__Given task__: Search the material below for the string "sanitation" and extract each line that has it.

__Records__:
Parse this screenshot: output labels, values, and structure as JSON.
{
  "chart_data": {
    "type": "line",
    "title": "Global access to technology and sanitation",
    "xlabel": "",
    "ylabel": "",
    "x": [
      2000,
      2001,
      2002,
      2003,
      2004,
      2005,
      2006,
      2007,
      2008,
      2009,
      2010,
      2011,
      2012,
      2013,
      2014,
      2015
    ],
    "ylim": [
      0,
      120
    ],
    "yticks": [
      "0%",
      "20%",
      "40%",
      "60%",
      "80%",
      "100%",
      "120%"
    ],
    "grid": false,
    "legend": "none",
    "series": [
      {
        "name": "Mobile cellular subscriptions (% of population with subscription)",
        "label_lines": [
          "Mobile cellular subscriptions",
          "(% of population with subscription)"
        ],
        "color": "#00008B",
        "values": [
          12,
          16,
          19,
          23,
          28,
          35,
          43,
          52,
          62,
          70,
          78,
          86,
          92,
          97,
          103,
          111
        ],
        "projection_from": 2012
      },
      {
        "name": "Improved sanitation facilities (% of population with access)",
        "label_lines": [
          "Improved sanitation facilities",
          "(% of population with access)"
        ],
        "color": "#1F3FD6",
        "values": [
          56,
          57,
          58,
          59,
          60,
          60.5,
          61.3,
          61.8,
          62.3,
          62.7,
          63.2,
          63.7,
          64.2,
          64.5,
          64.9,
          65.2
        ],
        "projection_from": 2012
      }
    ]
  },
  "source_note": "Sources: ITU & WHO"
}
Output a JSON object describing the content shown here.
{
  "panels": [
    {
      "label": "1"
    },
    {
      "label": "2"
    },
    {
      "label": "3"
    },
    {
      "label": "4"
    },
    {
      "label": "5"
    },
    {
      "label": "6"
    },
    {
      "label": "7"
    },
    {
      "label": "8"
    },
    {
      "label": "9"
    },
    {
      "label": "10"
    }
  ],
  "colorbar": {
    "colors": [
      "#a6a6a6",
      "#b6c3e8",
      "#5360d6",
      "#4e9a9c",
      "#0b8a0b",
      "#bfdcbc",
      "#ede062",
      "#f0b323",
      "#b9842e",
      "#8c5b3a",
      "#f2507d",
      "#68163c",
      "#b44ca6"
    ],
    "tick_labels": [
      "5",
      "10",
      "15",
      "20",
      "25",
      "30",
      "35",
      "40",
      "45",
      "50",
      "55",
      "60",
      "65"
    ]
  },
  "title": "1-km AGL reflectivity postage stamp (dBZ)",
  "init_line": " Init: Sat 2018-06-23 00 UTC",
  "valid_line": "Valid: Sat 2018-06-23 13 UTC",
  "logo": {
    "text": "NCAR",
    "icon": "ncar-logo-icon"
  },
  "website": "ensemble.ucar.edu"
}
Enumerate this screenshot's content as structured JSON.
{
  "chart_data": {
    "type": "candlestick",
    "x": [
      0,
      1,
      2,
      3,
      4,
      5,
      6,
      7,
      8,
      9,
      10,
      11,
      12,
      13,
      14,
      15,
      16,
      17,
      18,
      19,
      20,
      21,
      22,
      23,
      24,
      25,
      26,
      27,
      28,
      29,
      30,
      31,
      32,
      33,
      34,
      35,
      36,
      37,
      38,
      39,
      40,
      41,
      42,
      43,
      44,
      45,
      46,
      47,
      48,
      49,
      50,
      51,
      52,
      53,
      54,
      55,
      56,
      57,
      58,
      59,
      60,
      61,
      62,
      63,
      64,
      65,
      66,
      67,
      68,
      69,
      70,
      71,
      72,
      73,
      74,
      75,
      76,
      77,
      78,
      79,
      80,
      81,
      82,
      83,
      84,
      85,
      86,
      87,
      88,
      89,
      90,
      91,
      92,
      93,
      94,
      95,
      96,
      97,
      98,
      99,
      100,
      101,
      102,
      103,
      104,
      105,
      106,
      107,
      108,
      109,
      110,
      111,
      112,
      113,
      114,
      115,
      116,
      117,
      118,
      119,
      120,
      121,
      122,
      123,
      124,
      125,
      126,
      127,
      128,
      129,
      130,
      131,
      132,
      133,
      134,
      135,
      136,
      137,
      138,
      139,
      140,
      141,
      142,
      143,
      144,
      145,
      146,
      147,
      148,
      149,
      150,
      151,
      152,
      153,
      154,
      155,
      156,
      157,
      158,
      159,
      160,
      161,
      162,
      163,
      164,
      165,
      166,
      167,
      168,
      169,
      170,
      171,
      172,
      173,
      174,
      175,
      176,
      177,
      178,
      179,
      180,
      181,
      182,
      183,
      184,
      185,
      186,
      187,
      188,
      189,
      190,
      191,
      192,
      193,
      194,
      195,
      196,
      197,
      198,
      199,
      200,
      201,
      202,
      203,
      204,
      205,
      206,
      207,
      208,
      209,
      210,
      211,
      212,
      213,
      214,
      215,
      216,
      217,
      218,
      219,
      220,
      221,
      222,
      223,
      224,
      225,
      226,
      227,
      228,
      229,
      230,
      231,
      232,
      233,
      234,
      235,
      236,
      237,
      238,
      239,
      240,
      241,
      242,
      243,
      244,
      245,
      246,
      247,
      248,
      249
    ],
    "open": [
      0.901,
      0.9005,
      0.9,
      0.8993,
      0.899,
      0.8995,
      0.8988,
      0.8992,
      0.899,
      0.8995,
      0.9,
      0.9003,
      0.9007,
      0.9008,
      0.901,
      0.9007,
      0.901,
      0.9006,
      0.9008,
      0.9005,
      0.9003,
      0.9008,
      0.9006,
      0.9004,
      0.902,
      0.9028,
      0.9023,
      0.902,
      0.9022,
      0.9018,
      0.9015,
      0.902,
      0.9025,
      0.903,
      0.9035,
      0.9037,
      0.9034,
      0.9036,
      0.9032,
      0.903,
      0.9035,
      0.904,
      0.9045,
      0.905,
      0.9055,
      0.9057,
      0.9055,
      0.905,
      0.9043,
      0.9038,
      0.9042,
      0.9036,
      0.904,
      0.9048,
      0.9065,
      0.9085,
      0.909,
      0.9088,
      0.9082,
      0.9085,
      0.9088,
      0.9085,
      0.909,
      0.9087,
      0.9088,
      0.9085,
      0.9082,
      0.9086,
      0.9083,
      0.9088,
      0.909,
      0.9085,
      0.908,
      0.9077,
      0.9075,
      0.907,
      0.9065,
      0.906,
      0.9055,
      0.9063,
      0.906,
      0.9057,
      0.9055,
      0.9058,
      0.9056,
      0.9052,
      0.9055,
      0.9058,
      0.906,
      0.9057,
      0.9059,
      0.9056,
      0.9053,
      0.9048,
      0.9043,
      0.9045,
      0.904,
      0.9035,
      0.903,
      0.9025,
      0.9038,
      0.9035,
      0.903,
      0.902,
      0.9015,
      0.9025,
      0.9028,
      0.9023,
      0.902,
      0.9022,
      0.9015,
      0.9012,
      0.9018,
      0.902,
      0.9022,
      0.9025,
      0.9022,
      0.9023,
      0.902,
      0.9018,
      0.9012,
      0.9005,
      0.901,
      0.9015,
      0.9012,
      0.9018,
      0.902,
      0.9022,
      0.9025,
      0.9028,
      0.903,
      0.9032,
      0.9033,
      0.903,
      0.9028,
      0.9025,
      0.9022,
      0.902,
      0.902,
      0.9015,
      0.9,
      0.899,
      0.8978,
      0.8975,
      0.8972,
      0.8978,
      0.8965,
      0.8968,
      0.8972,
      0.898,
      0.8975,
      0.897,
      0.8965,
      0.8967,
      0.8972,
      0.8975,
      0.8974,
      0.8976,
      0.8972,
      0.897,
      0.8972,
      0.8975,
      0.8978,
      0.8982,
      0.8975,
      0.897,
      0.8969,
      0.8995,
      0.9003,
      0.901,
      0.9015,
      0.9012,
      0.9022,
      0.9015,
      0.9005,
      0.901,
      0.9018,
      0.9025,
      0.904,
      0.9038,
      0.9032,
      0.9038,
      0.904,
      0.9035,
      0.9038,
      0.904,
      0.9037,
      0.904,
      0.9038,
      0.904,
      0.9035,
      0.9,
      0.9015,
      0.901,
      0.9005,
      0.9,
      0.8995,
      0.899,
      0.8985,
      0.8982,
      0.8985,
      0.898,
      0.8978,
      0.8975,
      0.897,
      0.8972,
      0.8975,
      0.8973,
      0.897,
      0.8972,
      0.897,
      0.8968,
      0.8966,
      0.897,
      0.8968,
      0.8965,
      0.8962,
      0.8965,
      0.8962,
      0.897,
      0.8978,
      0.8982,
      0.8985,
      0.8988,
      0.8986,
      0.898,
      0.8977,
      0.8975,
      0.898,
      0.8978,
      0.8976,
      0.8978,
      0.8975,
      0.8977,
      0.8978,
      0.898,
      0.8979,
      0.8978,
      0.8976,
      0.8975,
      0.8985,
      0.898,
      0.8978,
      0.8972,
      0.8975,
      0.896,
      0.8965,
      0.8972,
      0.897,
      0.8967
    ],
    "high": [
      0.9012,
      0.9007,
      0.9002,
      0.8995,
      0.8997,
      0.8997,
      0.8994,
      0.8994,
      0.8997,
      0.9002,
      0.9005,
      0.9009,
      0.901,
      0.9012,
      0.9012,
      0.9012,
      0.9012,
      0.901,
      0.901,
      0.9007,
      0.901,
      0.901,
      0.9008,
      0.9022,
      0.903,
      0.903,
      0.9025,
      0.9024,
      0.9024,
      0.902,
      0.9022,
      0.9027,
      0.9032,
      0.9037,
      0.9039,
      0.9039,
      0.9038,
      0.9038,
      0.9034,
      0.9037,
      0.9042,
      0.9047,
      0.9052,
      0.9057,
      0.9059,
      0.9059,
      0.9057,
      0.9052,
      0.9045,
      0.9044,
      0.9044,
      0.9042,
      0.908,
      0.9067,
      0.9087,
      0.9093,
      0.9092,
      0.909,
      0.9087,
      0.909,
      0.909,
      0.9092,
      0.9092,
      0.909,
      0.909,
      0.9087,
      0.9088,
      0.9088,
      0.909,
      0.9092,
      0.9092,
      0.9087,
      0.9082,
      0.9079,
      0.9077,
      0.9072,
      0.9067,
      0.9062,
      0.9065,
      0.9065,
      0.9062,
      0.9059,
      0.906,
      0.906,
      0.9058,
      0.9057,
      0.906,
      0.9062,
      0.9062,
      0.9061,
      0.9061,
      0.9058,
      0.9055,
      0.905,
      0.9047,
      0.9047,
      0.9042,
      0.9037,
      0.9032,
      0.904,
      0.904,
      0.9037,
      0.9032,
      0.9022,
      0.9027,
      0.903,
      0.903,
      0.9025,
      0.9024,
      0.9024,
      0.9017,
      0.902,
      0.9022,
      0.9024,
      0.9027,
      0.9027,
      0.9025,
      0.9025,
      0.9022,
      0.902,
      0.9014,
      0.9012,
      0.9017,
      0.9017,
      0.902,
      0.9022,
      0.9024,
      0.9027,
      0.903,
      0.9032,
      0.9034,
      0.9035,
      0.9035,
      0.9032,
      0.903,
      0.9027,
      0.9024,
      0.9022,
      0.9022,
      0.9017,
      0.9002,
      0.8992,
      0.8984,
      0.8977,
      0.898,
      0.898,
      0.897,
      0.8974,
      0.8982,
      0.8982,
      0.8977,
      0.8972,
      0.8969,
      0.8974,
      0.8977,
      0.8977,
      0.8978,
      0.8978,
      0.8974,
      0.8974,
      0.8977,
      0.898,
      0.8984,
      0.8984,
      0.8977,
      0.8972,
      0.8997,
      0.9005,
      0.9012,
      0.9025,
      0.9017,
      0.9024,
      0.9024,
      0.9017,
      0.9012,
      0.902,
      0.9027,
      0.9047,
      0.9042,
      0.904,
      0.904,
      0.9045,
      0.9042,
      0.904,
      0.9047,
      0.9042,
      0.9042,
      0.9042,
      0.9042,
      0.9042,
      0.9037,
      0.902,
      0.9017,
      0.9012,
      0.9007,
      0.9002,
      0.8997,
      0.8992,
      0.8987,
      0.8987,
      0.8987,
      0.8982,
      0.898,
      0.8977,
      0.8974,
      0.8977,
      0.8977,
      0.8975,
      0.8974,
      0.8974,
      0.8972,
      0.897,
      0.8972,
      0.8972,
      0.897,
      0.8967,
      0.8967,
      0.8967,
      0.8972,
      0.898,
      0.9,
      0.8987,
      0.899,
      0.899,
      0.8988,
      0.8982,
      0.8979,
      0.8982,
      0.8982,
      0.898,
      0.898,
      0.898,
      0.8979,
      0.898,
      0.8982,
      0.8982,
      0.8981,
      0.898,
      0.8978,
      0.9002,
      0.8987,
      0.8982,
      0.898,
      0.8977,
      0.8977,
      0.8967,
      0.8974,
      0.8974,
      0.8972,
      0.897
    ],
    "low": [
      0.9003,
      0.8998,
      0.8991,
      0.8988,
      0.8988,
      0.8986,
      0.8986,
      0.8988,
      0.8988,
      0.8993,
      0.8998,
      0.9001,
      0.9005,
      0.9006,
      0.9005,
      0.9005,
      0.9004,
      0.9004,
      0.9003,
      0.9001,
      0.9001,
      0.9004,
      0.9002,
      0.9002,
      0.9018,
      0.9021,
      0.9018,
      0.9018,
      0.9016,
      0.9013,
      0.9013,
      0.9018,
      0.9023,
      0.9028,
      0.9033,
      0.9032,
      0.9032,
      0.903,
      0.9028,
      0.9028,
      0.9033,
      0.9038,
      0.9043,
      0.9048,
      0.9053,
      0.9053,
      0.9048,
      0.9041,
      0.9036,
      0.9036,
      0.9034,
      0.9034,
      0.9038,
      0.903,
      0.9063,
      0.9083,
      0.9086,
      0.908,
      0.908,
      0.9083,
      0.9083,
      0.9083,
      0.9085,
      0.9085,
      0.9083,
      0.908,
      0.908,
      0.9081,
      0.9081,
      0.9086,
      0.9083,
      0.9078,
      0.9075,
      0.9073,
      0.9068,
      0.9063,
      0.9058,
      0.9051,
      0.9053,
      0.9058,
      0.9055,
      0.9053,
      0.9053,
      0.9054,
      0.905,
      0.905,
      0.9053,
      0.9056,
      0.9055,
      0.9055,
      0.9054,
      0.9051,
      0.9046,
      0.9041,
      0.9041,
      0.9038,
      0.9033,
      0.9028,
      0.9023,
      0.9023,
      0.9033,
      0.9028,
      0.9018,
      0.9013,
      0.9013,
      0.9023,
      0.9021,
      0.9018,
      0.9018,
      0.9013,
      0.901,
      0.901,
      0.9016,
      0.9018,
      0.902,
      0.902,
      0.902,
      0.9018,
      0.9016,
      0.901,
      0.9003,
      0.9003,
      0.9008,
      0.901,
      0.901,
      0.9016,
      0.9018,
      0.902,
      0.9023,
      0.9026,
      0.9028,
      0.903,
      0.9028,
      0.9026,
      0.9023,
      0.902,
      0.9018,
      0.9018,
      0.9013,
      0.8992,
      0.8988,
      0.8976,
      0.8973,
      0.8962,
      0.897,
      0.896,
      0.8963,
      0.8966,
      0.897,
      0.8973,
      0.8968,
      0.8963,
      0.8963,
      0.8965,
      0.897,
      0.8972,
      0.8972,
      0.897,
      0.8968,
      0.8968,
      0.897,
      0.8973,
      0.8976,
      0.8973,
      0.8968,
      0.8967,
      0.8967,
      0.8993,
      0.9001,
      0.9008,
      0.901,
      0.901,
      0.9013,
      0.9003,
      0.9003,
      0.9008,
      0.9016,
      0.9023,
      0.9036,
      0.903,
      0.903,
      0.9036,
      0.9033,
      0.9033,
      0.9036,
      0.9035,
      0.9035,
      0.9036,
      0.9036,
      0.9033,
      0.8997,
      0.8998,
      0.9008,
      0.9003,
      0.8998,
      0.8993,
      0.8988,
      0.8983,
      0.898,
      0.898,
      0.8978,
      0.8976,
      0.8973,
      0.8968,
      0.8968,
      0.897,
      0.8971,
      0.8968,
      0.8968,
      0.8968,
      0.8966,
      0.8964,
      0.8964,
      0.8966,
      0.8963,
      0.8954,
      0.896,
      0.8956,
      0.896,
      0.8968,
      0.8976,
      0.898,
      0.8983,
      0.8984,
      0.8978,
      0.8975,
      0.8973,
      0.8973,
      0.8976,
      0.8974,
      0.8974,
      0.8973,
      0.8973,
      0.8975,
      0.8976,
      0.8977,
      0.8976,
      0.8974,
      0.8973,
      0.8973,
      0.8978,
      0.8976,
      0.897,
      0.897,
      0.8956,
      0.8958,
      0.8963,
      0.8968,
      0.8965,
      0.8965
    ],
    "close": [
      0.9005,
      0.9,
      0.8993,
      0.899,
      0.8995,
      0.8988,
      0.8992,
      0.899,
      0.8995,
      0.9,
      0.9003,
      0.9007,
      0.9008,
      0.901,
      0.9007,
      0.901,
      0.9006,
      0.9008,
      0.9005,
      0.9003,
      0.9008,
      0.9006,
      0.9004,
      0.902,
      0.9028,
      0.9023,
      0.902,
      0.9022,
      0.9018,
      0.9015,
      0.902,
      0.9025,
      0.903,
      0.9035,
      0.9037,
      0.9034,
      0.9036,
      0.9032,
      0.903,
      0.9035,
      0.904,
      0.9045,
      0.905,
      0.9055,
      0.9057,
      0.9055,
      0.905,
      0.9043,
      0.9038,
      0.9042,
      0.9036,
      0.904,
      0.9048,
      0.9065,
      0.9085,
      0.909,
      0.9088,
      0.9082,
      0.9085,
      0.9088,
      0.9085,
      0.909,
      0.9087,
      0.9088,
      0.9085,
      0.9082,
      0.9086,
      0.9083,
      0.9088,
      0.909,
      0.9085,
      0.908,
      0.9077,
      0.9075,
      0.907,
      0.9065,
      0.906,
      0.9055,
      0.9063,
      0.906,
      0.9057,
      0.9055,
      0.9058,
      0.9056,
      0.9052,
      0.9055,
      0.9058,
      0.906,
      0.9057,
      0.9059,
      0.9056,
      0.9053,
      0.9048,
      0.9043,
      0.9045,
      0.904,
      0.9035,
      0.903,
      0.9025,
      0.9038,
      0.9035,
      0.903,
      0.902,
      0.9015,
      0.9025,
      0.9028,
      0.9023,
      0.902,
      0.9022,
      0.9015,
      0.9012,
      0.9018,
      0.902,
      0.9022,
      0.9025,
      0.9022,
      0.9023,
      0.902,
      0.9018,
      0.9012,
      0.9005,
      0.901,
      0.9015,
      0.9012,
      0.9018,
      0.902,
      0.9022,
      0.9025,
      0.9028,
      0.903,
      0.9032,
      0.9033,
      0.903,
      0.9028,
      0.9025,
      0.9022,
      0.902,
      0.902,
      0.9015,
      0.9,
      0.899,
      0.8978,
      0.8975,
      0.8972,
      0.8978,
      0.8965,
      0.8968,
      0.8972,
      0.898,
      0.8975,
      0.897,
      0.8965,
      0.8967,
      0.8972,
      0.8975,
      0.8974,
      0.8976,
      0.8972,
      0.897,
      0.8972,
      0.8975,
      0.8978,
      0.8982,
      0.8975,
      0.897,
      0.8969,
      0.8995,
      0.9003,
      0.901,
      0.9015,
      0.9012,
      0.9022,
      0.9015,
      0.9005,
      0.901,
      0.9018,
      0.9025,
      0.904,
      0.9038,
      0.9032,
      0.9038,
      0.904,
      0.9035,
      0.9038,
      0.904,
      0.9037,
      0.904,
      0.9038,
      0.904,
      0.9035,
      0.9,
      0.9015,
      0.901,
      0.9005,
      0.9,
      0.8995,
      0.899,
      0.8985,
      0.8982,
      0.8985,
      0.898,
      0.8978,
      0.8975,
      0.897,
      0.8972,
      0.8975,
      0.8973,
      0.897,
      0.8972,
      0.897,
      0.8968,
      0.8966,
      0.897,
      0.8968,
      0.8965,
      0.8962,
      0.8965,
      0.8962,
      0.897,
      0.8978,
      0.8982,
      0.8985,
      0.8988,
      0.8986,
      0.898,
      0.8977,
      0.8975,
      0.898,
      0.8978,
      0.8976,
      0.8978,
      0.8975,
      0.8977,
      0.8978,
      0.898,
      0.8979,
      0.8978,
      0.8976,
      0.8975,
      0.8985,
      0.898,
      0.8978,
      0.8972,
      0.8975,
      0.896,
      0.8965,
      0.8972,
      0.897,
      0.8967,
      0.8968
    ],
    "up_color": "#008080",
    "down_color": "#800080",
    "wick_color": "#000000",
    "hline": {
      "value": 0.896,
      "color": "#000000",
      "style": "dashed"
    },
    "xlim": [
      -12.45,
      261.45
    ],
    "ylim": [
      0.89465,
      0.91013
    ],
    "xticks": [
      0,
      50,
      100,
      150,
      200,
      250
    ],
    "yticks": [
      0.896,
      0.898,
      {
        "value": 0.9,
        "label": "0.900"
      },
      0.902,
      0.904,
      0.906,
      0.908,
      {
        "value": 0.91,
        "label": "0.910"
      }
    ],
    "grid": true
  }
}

__Output of the task__:
    "title": "Global access to technology and sanitation",
        "name": "Improved sanitation facilities (% of population with access)",
          "Improved sanitation facilities",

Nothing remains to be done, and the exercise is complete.